Written task 1:
Render the entries below as a Markdown table with the columns Row and Entry. Begin at their first line and stop after the line that has "2 U xyxy=(308,835,505,1007)", leaving out any blank lines.

Supplied passage:
• • • •

This will download many sources and may take awhile.  Upon successful build of this image, check that it exists,

sudo docker image ls

This base notebook does a few things.  First it creates a non-root user called “UROP_student” and make this user the default upon login.  It also downloads and installs cuDNN 6.0 and copies the appropriate .so files to /usr/local/cuda-8.0.  This is different than the prebuilt versions using that apt-get install libcudnn6.  We will need this for the way we ramp up Docker containers.

Now, move to the tensorflow-notebook-gpu directory and build this image which inhereits from the base notebook image.

sudo docker build -t tensorflow-notebook-gpu . –no-cache

Again, check that this image exists with,

sudo docker image ls

Now that we have Docker images to spawn containers for authenticated users entering our server,we first need to install dockerspawner.

• • • •

Listings of boxed layout items:
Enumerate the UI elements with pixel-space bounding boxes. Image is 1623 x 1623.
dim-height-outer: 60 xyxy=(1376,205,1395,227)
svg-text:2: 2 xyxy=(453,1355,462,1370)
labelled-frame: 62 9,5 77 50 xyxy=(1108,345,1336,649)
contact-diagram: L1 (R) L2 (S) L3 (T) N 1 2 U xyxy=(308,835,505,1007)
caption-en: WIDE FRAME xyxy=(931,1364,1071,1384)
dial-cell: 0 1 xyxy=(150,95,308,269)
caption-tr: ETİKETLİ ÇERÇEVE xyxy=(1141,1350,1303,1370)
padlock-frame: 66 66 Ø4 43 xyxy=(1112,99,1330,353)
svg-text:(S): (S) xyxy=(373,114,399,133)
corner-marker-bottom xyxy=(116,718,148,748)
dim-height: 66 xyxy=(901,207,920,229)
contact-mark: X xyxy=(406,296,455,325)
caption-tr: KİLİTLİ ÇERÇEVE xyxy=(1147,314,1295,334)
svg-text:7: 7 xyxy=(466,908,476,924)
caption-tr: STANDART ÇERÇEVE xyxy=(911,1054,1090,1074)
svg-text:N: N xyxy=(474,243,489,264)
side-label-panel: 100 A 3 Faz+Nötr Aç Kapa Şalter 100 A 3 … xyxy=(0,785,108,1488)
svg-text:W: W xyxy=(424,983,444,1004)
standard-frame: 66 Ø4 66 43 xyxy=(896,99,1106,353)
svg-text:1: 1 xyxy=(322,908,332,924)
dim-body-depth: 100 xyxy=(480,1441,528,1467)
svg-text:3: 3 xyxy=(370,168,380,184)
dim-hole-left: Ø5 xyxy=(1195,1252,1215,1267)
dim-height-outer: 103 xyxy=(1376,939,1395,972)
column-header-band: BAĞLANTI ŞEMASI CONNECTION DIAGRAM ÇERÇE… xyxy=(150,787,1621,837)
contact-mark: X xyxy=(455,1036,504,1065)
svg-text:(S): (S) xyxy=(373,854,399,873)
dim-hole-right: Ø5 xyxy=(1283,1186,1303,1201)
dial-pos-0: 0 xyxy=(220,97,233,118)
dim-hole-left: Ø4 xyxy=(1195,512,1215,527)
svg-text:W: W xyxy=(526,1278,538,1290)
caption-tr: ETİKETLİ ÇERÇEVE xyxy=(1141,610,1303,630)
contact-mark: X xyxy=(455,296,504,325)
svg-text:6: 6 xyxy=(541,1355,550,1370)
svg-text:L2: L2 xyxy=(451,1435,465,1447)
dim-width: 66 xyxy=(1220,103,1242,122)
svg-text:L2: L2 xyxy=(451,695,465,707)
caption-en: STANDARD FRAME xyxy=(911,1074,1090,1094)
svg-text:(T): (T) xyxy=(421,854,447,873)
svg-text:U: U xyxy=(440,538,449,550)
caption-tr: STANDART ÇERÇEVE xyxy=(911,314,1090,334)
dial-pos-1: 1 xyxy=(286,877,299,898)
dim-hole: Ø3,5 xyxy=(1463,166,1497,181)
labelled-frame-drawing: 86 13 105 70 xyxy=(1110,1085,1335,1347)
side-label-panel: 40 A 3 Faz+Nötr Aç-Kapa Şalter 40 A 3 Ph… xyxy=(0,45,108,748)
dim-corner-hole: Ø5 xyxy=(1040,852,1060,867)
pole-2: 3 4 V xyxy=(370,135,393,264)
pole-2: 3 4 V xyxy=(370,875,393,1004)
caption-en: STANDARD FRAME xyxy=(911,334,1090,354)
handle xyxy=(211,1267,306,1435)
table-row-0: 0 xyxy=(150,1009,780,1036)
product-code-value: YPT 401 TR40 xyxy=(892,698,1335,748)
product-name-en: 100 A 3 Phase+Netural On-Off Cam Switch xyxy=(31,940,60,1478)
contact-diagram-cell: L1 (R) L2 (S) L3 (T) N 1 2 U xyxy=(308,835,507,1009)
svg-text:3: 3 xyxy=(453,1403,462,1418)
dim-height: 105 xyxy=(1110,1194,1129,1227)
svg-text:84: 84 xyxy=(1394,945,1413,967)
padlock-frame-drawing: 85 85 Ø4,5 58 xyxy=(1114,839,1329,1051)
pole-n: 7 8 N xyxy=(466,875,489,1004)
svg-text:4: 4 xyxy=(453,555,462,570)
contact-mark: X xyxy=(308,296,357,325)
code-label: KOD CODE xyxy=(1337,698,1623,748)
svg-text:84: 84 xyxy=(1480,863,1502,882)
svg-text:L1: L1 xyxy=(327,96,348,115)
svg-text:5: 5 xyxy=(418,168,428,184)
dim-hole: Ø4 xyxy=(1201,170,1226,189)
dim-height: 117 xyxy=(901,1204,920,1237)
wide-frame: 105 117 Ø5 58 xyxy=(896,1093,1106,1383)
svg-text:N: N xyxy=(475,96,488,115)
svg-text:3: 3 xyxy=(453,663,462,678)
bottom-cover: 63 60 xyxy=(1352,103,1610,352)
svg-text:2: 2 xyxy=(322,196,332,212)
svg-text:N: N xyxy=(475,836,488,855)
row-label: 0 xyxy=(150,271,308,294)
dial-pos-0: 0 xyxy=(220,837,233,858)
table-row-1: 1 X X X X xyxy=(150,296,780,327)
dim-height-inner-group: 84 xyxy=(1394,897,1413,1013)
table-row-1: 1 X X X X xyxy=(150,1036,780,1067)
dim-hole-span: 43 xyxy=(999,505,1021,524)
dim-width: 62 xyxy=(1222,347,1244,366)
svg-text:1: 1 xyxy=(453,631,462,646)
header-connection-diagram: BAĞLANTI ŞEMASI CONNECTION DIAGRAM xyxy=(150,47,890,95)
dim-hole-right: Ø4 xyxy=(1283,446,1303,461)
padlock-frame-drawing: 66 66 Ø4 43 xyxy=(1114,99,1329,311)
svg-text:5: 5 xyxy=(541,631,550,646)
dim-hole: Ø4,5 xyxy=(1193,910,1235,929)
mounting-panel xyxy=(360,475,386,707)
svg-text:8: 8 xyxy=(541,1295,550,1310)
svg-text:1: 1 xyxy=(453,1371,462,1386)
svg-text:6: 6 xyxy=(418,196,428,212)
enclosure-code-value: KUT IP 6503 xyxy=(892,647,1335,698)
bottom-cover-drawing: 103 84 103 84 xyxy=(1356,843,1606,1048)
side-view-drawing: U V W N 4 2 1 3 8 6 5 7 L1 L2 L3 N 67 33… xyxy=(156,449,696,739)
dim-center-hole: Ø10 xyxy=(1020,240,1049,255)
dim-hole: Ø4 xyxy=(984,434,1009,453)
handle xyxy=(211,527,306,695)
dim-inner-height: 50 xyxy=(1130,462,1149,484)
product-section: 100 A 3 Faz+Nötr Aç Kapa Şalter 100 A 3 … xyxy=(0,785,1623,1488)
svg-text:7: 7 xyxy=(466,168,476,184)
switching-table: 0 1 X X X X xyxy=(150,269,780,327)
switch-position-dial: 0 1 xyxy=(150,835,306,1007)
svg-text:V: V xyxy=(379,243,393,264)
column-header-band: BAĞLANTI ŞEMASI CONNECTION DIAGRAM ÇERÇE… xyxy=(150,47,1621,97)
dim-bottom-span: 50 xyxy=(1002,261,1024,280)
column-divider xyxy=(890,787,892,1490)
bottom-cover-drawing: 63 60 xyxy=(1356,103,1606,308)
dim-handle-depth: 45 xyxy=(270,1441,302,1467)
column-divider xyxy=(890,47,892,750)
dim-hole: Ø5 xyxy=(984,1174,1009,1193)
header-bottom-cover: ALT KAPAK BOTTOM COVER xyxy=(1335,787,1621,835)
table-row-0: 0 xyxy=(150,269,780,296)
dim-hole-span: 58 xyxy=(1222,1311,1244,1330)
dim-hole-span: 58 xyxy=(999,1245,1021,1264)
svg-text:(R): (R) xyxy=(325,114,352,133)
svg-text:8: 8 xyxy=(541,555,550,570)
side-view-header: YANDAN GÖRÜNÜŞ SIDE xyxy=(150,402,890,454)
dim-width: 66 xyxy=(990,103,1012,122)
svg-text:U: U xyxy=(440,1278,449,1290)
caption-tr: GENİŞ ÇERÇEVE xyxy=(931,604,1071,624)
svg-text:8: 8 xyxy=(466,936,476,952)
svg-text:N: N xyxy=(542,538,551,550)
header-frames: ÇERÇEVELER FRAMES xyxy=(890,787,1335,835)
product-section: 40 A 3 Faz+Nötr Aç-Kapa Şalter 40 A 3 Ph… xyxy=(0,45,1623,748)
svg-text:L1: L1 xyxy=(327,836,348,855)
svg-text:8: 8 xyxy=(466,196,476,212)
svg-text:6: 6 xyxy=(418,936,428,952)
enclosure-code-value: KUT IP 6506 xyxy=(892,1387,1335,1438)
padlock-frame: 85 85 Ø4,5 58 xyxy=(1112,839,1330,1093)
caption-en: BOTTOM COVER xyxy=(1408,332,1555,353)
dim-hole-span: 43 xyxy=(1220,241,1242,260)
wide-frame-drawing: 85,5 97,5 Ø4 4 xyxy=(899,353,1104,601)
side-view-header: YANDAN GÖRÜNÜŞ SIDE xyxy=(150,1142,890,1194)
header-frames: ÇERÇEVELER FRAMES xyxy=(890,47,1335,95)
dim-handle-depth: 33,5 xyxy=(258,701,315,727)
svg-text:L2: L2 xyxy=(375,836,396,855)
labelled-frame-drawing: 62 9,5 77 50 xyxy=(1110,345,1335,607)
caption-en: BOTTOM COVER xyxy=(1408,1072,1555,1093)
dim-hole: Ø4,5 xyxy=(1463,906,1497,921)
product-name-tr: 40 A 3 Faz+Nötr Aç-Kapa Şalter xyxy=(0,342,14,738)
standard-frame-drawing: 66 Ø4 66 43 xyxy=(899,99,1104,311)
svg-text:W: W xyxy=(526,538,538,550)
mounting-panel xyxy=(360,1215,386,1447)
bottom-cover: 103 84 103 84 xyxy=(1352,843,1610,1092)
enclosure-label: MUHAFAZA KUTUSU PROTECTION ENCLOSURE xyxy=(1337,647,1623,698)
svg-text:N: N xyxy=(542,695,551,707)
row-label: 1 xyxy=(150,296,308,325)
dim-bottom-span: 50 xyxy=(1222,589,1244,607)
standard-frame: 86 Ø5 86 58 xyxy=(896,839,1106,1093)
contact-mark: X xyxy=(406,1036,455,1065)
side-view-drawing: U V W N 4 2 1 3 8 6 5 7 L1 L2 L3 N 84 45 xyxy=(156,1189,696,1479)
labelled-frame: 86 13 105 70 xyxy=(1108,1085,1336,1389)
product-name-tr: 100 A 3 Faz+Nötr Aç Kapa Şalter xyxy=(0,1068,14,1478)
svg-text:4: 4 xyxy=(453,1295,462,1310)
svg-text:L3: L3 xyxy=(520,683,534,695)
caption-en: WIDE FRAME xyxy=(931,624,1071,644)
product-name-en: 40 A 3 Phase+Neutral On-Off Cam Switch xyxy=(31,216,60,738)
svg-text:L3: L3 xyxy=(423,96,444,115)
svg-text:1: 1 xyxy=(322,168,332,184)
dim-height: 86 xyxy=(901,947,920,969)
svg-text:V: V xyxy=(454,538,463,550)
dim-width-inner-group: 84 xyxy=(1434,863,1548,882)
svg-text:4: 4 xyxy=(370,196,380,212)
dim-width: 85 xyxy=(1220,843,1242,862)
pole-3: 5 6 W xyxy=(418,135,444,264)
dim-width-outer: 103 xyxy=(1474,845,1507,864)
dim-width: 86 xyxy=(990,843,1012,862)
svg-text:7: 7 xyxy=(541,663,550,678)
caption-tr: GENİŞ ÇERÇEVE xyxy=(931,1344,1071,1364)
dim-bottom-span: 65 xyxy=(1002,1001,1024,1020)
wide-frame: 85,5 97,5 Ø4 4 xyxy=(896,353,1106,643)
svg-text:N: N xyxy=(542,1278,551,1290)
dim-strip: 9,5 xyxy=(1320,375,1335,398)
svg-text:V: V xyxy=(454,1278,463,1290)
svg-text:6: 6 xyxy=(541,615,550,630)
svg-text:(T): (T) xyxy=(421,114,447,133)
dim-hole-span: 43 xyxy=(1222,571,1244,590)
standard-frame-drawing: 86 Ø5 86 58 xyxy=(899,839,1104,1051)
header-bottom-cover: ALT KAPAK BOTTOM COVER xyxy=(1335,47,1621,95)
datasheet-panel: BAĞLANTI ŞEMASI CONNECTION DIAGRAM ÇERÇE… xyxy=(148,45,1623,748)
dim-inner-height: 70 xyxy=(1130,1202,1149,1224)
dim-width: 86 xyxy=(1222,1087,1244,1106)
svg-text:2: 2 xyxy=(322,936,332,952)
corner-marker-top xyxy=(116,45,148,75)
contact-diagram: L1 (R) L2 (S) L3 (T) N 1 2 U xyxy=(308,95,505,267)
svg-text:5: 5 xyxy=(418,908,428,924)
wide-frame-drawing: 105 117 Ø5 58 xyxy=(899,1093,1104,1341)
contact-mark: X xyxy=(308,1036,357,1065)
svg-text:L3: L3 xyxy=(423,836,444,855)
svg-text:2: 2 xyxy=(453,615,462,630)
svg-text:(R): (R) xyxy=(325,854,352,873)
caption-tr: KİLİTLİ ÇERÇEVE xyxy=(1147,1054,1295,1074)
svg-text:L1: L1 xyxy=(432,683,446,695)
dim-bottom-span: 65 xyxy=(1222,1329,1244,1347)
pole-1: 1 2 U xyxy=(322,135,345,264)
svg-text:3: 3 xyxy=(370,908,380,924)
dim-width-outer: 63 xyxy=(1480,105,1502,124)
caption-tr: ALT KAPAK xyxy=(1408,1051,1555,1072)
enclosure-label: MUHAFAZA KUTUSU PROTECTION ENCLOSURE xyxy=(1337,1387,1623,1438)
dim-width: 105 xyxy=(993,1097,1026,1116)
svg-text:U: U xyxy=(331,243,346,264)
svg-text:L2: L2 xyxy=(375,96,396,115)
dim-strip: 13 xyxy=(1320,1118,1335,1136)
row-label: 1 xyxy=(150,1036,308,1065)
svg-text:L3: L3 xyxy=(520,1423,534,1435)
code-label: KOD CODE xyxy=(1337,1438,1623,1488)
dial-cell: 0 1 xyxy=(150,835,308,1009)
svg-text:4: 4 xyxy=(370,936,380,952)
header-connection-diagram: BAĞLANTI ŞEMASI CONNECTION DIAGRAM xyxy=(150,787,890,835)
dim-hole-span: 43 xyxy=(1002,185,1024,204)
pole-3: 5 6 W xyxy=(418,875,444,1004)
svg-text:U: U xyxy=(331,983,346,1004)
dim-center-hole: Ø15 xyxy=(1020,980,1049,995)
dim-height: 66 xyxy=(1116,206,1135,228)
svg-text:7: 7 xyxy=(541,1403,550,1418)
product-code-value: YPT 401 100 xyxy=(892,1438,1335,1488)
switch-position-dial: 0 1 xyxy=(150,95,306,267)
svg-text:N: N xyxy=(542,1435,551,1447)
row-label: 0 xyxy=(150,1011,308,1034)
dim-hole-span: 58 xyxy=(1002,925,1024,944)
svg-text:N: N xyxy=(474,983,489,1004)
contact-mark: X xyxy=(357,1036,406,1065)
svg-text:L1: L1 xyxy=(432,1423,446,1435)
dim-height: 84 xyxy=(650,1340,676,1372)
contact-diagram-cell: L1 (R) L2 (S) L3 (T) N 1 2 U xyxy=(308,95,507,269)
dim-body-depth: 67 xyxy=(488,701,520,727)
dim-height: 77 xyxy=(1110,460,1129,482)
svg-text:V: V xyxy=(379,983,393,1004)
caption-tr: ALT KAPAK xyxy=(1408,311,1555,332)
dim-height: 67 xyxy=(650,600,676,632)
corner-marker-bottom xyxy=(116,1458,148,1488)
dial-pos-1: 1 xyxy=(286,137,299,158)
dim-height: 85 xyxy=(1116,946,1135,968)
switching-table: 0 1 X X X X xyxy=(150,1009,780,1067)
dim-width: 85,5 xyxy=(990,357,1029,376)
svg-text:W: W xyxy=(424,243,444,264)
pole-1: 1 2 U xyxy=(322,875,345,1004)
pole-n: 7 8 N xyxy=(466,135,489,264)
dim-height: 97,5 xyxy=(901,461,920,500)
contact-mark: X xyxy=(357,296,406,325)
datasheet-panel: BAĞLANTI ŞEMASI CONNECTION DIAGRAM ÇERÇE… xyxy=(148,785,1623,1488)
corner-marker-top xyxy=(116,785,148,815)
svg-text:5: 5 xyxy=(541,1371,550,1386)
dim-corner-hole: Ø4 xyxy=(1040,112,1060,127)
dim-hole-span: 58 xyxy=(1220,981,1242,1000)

• • • •

Written task 2:
From the Docker setup text, restate word for word the part that begins at the words "This will download" and stops after "base notebook image.".

Expected output 1:
| Row | Entry |
|---|---|
| 1 | Enumerate the UI elements with pixel-space bounding boxes. Image is 1623 x 1623. |
| 2 | dim-height-outer: 60 xyxy=(1376,205,1395,227) |
| 3 | svg-text:2: 2 xyxy=(453,1355,462,1370) |
| 4 | labelled-frame: 62 9,5 77 50 xyxy=(1108,345,1336,649) |
| 5 | contact-diagram: L1 (R) L2 (S) L3 (T) N 1 2 U xyxy=(308,835,505,1007) |

Expected output 2:
This will download many sources and may take awhile.  Upon successful build of this image, check that it exists,

sudo docker image ls

This base notebook does a few things.  First it creates a non-root user called “UROP_student” and make this user the default upon login.  It also downloads and installs cuDNN 6.0 and copies the appropriate .so files to /usr/local/cuda-8.0.  This is different than the prebuilt versions using that apt-get install libcudnn6.  We will need this for the way we ramp up Docker containers.

Now, move to the tensorflow-notebook-gpu directory and build this image which inhereits from the base notebook image.